### DATA EXTRACT
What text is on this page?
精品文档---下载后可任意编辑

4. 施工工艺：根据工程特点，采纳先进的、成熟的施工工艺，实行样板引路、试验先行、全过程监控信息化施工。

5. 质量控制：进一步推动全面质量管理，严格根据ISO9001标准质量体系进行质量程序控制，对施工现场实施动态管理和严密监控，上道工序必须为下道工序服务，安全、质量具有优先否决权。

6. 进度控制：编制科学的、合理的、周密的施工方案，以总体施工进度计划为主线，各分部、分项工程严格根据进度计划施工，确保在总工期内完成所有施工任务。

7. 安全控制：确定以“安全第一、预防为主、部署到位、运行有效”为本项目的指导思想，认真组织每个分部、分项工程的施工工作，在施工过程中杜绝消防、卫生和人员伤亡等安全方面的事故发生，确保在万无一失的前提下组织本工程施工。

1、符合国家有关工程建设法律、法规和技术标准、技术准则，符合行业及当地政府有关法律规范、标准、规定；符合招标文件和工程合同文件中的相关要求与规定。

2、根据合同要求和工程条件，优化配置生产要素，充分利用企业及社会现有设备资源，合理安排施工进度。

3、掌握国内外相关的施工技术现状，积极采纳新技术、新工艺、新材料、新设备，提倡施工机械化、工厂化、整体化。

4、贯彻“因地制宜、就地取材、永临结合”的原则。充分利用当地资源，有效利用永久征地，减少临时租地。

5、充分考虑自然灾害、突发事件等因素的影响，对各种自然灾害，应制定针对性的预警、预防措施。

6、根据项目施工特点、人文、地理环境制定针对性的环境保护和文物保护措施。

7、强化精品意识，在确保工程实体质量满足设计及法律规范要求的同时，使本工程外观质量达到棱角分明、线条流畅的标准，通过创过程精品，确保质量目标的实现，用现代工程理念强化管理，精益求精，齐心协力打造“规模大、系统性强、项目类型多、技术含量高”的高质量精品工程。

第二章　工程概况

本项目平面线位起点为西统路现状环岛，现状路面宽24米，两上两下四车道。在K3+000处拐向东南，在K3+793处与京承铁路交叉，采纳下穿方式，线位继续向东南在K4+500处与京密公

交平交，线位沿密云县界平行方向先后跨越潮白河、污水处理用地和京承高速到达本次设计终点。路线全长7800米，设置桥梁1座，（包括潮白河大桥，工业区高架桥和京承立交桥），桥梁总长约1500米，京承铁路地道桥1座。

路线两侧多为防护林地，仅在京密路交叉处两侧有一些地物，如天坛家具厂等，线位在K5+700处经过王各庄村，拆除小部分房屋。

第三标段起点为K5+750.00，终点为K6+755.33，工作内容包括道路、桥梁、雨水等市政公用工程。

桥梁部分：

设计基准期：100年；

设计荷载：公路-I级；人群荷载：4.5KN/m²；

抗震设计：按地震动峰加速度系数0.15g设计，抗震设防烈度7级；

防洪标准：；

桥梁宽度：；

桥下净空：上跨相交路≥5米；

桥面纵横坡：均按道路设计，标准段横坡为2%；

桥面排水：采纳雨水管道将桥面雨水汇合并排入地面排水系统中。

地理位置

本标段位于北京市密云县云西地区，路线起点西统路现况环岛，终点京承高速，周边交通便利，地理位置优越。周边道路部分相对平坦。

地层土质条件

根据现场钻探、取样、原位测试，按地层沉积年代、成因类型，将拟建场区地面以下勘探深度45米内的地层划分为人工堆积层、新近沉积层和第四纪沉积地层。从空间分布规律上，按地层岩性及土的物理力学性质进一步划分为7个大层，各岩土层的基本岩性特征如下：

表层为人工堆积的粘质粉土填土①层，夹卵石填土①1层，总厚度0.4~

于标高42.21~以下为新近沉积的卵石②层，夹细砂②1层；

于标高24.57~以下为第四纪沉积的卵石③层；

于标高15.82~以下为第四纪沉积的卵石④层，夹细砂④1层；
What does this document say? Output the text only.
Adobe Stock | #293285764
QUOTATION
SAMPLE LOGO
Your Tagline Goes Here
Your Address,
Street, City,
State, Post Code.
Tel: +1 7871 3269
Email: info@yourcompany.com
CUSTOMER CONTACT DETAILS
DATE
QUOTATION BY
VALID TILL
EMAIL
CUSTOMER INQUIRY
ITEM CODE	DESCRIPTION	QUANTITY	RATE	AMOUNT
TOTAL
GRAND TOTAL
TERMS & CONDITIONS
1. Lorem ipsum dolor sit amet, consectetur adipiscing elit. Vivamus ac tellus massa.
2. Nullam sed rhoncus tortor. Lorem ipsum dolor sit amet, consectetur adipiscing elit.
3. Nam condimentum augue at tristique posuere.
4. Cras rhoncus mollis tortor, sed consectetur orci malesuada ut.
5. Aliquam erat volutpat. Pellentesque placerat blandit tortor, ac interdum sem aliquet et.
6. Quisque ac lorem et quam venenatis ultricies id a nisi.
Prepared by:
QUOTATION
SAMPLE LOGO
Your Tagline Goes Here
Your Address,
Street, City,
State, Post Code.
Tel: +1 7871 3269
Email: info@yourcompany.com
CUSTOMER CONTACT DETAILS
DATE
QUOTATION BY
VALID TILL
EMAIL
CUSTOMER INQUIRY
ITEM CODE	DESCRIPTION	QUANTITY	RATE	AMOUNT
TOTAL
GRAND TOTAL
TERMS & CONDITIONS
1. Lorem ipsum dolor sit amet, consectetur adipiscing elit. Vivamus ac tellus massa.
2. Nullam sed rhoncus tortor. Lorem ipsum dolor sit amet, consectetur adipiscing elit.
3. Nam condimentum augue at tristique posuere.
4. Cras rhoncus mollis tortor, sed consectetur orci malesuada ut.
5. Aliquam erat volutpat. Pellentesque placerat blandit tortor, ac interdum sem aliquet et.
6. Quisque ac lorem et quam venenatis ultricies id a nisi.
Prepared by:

### REQUEST
Write the entire listing out again, word for word.

### WRITTEN SOLUTION
What text is on this page?
精品文档---下载后可任意编辑

4. 施工工艺：根据工程特点，采纳先进的、成熟的施工工艺，实行样板引路、试验先行、全过程监控信息化施工。

5. 质量控制：进一步推动全面质量管理，严格根据ISO9001标准质量体系进行质量程序控制，对施工现场实施动态管理和严密监控，上道工序必须为下道工序服务，安全、质量具有优先否决权。

6. 进度控制：编制科学的、合理的、周密的施工方案，以总体施工进度计划为主线，各分部、分项工程严格根据进度计划施工，确保在总工期内完成所有施工任务。

7. 安全控制：确定以“安全第一、预防为主、部署到位、运行有效”为本项目的指导思想，认真组织每个分部、分项工程的施工工作，在施工过程中杜绝消防、卫生和人员伤亡等安全方面的事故发生，确保在万无一失的前提下组织本工程施工。

1、符合国家有关工程建设法律、法规和技术标准、技术准则，符合行业及当地政府有关法律规范、标准、规定；符合招标文件和工程合同文件中的相关要求与规定。

2、根据合同要求和工程条件，优化配置生产要素，充分利用企业及社会现有设备资源，合理安排施工进度。

3、掌握国内外相关的施工技术现状，积极采纳新技术、新工艺、新材料、新设备，提倡施工机械化、工厂化、整体化。

4、贯彻“因地制宜、就地取材、永临结合”的原则。充分利用当地资源，有效利用永久征地，减少临时租地。

5、充分考虑自然灾害、突发事件等因素的影响，对各种自然灾害，应制定针对性的预警、预防措施。

6、根据项目施工特点、人文、地理环境制定针对性的环境保护和文物保护措施。

7、强化精品意识，在确保工程实体质量满足设计及法律规范要求的同时，使本工程外观质量达到棱角分明、线条流畅的标准，通过创过程精品，确保质量目标的实现，用现代工程理念强化管理，精益求精，齐心协力打造“规模大、系统性强、项目类型多、技术含量高”的高质量精品工程。

第二章　工程概况

本项目平面线位起点为西统路现状环岛，现状路面宽24米，两上两下四车道。在K3+000处拐向东南，在K3+793处与京承铁路交叉，采纳下穿方式，线位继续向东南在K4+500处与京密公

交平交，线位沿密云县界平行方向先后跨越潮白河、污水处理用地和京承高速到达本次设计终点。路线全长7800米，设置桥梁1座，（包括潮白河大桥，工业区高架桥和京承立交桥），桥梁总长约1500米，京承铁路地道桥1座。

路线两侧多为防护林地，仅在京密路交叉处两侧有一些地物，如天坛家具厂等，线位在K5+700处经过王各庄村，拆除小部分房屋。

第三标段起点为K5+750.00，终点为K6+755.33，工作内容包括道路、桥梁、雨水等市政公用工程。

桥梁部分：

设计基准期：100年；

设计荷载：公路-I级；人群荷载：4.5KN/m²；

抗震设计：按地震动峰加速度系数0.15g设计，抗震设防烈度7级；

防洪标准：；

桥梁宽度：；

桥下净空：上跨相交路≥5米；

桥面纵横坡：均按道路设计，标准段横坡为2%；

桥面排水：采纳雨水管道将桥面雨水汇合并排入地面排水系统中。

地理位置

本标段位于北京市密云县云西地区，路线起点西统路现况环岛，终点京承高速，周边交通便利，地理位置优越。周边道路部分相对平坦。

地层土质条件

根据现场钻探、取样、原位测试，按地层沉积年代、成因类型，将拟建场区地面以下勘探深度45米内的地层划分为人工堆积层、新近沉积层和第四纪沉积地层。从空间分布规律上，按地层岩性及土的物理力学性质进一步划分为7个大层，各岩土层的基本岩性特征如下：

表层为人工堆积的粘质粉土填土①层，夹卵石填土①1层，总厚度0.4~

于标高42.21~以下为新近沉积的卵石②层，夹细砂②1层；

于标高24.57~以下为第四纪沉积的卵石③层；

于标高15.82~以下为第四纪沉积的卵石④层，夹细砂④1层；
What does this document say? Output the text only.
Adobe Stock | #293285764
QUOTATION
SAMPLE LOGO
Your Tagline Goes Here
Your Address,
Street, City,
State, Post Code.
Tel: +1 7871 3269
Email: info@yourcompany.com
CUSTOMER CONTACT DETAILS
DATE
QUOTATION BY
VALID TILL
EMAIL
CUSTOMER INQUIRY
ITEM CODE	DESCRIPTION	QUANTITY	RATE	AMOUNT
TOTAL
GRAND TOTAL
TERMS & CONDITIONS
1. Lorem ipsum dolor sit amet, consectetur adipiscing elit. Vivamus ac tellus massa.
2. Nullam sed rhoncus tortor. Lorem ipsum dolor sit amet, consectetur adipiscing elit.
3. Nam condimentum augue at tristique posuere.
4. Cras rhoncus mollis tortor, sed consectetur orci malesuada ut.
5. Aliquam erat volutpat. Pellentesque placerat blandit tortor, ac interdum sem aliquet et.
6. Quisque ac lorem et quam venenatis ultricies id a nisi.
Prepared by:
QUOTATION
SAMPLE LOGO
Your Tagline Goes Here
Your Address,
Street, City,
State, Post Code.
Tel: +1 7871 3269
Email: info@yourcompany.com
CUSTOMER CONTACT DETAILS
DATE
QUOTATION BY
VALID TILL
EMAIL
CUSTOMER INQUIRY
ITEM CODE	DESCRIPTION	QUANTITY	RATE	AMOUNT
TOTAL
GRAND TOTAL
TERMS & CONDITIONS
1. Lorem ipsum dolor sit amet, consectetur adipiscing elit. Vivamus ac tellus massa.
2. Nullam sed rhoncus tortor. Lorem ipsum dolor sit amet, consectetur adipiscing elit.
3. Nam condimentum augue at tristique posuere.
4. Cras rhoncus mollis tortor, sed consectetur orci malesuada ut.
5. Aliquam erat volutpat. Pellentesque placerat blandit tortor, ac interdum sem aliquet et.
6. Quisque ac lorem et quam venenatis ultricies id a nisi.
Prepared by:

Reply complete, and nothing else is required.